"""

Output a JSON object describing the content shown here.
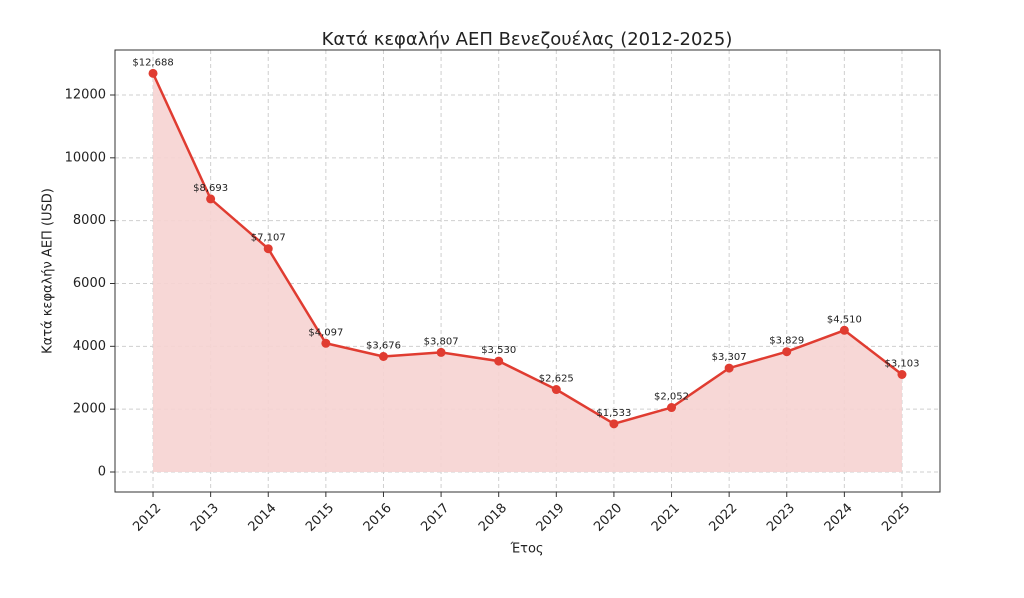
{
  "chart_data": {
    "type": "area-line",
    "title": "Κατά κεφαλήν ΑΕΠ Βενεζουέλας (2012-2025)",
    "x_label": "Έτος",
    "y_label": "Κατά κεφαλήν ΑΕΠ (USD)",
    "x": [
      2012,
      2013,
      2014,
      2015,
      2016,
      2017,
      2018,
      2019,
      2020,
      2021,
      2022,
      2023,
      2024,
      2025
    ],
    "values": [
      12688,
      8693,
      7107,
      4097,
      3676,
      3807,
      3530,
      2625,
      1533,
      2052,
      3307,
      3829,
      4510,
      3103
    ],
    "value_labels": [
      "$12,688",
      "$8,693",
      "$7,107",
      "$4,097",
      "$3,676",
      "$3,807",
      "$3,530",
      "$2,625",
      "$1,533",
      "$2,052",
      "$3,307",
      "$3,829",
      "$4,510",
      "$3,103"
    ],
    "color": "#e03c31",
    "fill_color": "#f6d3d1",
    "xlim": [
      2011.34,
      2025.66
    ],
    "xticks": [
      2012,
      2013,
      2014,
      2015,
      2016,
      2017,
      2018,
      2019,
      2020,
      2021,
      2022,
      2023,
      2024,
      2025
    ],
    "ylim": [
      -637,
      13432
    ],
    "yticks": [
      0,
      2000,
      4000,
      6000,
      8000,
      10000,
      12000
    ],
    "grid": true
  }
}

"""

Stated exercise — Give back the entries verbatim. Do not include any picture.

Answer —
Output a JSON object describing the content shown here.
{
  "chart_data": {
    "type": "area-line",
    "title": "Κατά κεφαλήν ΑΕΠ Βενεζουέλας (2012-2025)",
    "x_label": "Έτος",
    "y_label": "Κατά κεφαλήν ΑΕΠ (USD)",
    "x": [
      2012,
      2013,
      2014,
      2015,
      2016,
      2017,
      2018,
      2019,
      2020,
      2021,
      2022,
      2023,
      2024,
      2025
    ],
    "values": [
      12688,
      8693,
      7107,
      4097,
      3676,
      3807,
      3530,
      2625,
      1533,
      2052,
      3307,
      3829,
      4510,
      3103
    ],
    "value_labels": [
      "$12,688",
      "$8,693",
      "$7,107",
      "$4,097",
      "$3,676",
      "$3,807",
      "$3,530",
      "$2,625",
      "$1,533",
      "$2,052",
      "$3,307",
      "$3,829",
      "$4,510",
      "$3,103"
    ],
    "color": "#e03c31",
    "fill_color": "#f6d3d1",
    "xlim": [
      2011.34,
      2025.66
    ],
    "xticks": [
      2012,
      2013,
      2014,
      2015,
      2016,
      2017,
      2018,
      2019,
      2020,
      2021,
      2022,
      2023,
      2024,
      2025
    ],
    "ylim": [
      -637,
      13432
    ],
    "yticks": [
      0,
      2000,
      4000,
      6000,
      8000,
      10000,
      12000
    ],
    "grid": true
  }
}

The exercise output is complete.